[Start]

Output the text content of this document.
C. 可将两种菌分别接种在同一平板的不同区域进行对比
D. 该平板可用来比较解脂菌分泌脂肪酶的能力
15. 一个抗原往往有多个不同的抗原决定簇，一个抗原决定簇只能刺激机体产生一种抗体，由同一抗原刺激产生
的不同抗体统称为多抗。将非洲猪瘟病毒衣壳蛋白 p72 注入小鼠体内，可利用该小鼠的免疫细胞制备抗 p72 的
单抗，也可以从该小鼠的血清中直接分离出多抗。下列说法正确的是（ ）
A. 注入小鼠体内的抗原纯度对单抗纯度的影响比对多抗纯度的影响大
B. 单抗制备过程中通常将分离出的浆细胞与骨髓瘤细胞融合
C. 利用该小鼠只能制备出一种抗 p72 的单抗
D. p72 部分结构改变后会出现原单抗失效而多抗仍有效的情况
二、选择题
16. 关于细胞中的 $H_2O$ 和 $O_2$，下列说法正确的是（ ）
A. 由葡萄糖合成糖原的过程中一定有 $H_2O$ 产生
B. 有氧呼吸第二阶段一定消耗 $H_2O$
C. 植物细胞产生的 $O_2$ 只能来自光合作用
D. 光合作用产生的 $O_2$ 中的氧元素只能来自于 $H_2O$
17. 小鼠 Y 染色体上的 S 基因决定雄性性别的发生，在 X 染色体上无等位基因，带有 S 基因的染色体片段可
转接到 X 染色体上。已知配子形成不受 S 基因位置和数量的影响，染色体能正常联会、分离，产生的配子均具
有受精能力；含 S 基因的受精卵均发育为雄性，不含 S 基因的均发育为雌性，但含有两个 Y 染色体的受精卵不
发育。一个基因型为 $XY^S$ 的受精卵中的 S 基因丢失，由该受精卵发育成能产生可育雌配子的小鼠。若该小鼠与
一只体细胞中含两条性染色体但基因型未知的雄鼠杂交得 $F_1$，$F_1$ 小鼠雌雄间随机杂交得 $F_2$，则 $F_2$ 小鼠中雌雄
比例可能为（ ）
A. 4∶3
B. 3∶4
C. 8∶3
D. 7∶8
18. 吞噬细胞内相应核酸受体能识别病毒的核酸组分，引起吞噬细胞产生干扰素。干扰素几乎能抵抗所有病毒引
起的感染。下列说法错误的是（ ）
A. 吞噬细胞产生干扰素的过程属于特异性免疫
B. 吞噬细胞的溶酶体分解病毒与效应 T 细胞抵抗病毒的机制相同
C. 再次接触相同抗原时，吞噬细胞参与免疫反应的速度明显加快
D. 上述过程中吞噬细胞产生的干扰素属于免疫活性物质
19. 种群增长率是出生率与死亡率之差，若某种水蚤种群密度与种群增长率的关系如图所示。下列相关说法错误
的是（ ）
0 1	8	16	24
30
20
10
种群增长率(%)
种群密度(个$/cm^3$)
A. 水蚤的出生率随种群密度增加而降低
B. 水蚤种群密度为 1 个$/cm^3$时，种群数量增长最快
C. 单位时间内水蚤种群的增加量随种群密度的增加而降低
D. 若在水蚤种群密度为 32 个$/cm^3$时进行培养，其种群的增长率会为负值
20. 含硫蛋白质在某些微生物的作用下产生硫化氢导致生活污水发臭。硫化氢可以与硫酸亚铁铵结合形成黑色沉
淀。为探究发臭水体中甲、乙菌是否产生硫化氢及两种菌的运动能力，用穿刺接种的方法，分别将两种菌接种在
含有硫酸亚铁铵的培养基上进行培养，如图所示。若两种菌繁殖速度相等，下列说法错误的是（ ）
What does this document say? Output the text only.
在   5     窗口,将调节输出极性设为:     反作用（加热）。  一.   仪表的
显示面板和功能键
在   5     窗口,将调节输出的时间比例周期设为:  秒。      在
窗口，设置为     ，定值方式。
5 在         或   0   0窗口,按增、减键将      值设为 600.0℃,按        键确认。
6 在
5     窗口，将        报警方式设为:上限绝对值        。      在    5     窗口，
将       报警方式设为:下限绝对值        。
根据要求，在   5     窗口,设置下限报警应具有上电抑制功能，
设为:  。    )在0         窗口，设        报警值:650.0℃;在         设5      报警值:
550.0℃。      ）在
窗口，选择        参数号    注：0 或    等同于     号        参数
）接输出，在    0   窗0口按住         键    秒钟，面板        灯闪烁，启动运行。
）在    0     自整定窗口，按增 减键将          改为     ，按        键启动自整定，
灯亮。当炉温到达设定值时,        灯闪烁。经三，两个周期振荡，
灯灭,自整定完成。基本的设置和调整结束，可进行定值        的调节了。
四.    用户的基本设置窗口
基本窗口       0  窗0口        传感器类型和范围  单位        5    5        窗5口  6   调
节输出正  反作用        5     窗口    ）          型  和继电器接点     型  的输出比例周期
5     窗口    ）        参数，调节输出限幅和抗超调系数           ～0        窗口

[End]

**Directions**. Make an exact copy of the data above.

**Complete answer**.
Output the text content of this document.
C. 可将两种菌分别接种在同一平板的不同区域进行对比
D. 该平板可用来比较解脂菌分泌脂肪酶的能力
15. 一个抗原往往有多个不同的抗原决定簇，一个抗原决定簇只能刺激机体产生一种抗体，由同一抗原刺激产生
的不同抗体统称为多抗。将非洲猪瘟病毒衣壳蛋白 p72 注入小鼠体内，可利用该小鼠的免疫细胞制备抗 p72 的
单抗，也可以从该小鼠的血清中直接分离出多抗。下列说法正确的是（ ）
A. 注入小鼠体内的抗原纯度对单抗纯度的影响比对多抗纯度的影响大
B. 单抗制备过程中通常将分离出的浆细胞与骨髓瘤细胞融合
C. 利用该小鼠只能制备出一种抗 p72 的单抗
D. p72 部分结构改变后会出现原单抗失效而多抗仍有效的情况
二、选择题
16. 关于细胞中的 $H_2O$ 和 $O_2$，下列说法正确的是（ ）
A. 由葡萄糖合成糖原的过程中一定有 $H_2O$ 产生
B. 有氧呼吸第二阶段一定消耗 $H_2O$
C. 植物细胞产生的 $O_2$ 只能来自光合作用
D. 光合作用产生的 $O_2$ 中的氧元素只能来自于 $H_2O$
17. 小鼠 Y 染色体上的 S 基因决定雄性性别的发生，在 X 染色体上无等位基因，带有 S 基因的染色体片段可
转接到 X 染色体上。已知配子形成不受 S 基因位置和数量的影响，染色体能正常联会、分离，产生的配子均具
有受精能力；含 S 基因的受精卵均发育为雄性，不含 S 基因的均发育为雌性，但含有两个 Y 染色体的受精卵不
发育。一个基因型为 $XY^S$ 的受精卵中的 S 基因丢失，由该受精卵发育成能产生可育雌配子的小鼠。若该小鼠与
一只体细胞中含两条性染色体但基因型未知的雄鼠杂交得 $F_1$，$F_1$ 小鼠雌雄间随机杂交得 $F_2$，则 $F_2$ 小鼠中雌雄
比例可能为（ ）
A. 4∶3
B. 3∶4
C. 8∶3
D. 7∶8
18. 吞噬细胞内相应核酸受体能识别病毒的核酸组分，引起吞噬细胞产生干扰素。干扰素几乎能抵抗所有病毒引
起的感染。下列说法错误的是（ ）
A. 吞噬细胞产生干扰素的过程属于特异性免疫
B. 吞噬细胞的溶酶体分解病毒与效应 T 细胞抵抗病毒的机制相同
C. 再次接触相同抗原时，吞噬细胞参与免疫反应的速度明显加快
D. 上述过程中吞噬细胞产生的干扰素属于免疫活性物质
19. 种群增长率是出生率与死亡率之差，若某种水蚤种群密度与种群增长率的关系如图所示。下列相关说法错误
的是（ ）
0 1	8	16	24
30
20
10
种群增长率(%)
种群密度(个$/cm^3$)
A. 水蚤的出生率随种群密度增加而降低
B. 水蚤种群密度为 1 个$/cm^3$时，种群数量增长最快
C. 单位时间内水蚤种群的增加量随种群密度的增加而降低
D. 若在水蚤种群密度为 32 个$/cm^3$时进行培养，其种群的增长率会为负值
20. 含硫蛋白质在某些微生物的作用下产生硫化氢导致生活污水发臭。硫化氢可以与硫酸亚铁铵结合形成黑色沉
淀。为探究发臭水体中甲、乙菌是否产生硫化氢及两种菌的运动能力，用穿刺接种的方法，分别将两种菌接种在
含有硫酸亚铁铵的培养基上进行培养，如图所示。若两种菌繁殖速度相等，下列说法错误的是（ ）
What does this document say? Output the text only.
在   5     窗口,将调节输出极性设为:     反作用（加热）。  一.   仪表的
显示面板和功能键
在   5     窗口,将调节输出的时间比例周期设为:  秒。      在
窗口，设置为     ，定值方式。
5 在         或   0   0窗口,按增、减键将      值设为 600.0℃,按        键确认。
6 在
5     窗口，将        报警方式设为:上限绝对值        。      在    5     窗口，
将       报警方式设为:下限绝对值        。
根据要求，在   5     窗口,设置下限报警应具有上电抑制功能，
设为:  。    )在0         窗口，设        报警值:650.0℃;在         设5      报警值:
550.0℃。      ）在
窗口，选择        参数号    注：0 或    等同于     号        参数
）接输出，在    0   窗0口按住         键    秒钟，面板        灯闪烁，启动运行。
）在    0     自整定窗口，按增 减键将          改为     ，按        键启动自整定，
灯亮。当炉温到达设定值时,        灯闪烁。经三，两个周期振荡，
灯灭,自整定完成。基本的设置和调整结束，可进行定值        的调节了。
四.    用户的基本设置窗口
基本窗口       0  窗0口        传感器类型和范围  单位        5    5        窗5口  6   调
节输出正  反作用        5     窗口    ）          型  和继电器接点     型  的输出比例周期
5     窗口    ）        参数，调节输出限幅和抗超调系数           ～0        窗口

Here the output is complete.